## Work instructions
Copy out each line of the listing that has the word "text" in it.

[Dataset records]
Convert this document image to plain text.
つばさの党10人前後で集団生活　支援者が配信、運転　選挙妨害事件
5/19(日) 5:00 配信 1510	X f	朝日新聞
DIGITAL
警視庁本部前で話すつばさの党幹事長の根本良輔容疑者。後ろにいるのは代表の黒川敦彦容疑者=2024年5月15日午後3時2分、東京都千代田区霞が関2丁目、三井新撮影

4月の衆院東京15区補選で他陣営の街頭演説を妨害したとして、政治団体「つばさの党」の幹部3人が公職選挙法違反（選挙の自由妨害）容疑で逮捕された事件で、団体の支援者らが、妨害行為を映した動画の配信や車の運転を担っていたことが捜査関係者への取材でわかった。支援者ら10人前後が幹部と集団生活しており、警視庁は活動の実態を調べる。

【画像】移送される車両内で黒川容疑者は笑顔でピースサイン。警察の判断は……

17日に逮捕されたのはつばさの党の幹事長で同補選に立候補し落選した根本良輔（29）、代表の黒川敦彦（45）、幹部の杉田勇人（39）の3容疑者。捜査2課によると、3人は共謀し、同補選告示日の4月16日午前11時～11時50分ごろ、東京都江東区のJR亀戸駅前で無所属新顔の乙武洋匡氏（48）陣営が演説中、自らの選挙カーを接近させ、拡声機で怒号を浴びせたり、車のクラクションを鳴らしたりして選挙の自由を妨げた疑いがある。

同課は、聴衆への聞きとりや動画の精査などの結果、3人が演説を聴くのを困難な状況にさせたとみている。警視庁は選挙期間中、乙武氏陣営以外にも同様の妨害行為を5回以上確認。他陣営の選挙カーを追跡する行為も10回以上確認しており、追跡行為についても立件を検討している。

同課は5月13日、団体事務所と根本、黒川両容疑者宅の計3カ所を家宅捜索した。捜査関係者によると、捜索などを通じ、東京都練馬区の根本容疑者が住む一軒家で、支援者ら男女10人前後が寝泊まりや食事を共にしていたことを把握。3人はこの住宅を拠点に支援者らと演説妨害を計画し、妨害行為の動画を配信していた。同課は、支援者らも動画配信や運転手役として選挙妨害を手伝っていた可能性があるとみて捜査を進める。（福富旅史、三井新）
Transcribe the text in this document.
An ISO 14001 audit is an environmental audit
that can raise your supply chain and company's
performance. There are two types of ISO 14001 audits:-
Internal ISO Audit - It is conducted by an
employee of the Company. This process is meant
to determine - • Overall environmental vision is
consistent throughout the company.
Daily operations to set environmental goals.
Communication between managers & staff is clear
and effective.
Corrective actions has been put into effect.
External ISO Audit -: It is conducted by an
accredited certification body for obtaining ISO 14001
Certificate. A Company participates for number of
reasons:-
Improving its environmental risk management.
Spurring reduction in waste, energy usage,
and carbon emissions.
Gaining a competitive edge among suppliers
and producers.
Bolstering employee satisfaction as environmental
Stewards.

## Solution for this problem
Convert this document image to plain text.
Transcribe the text in this document.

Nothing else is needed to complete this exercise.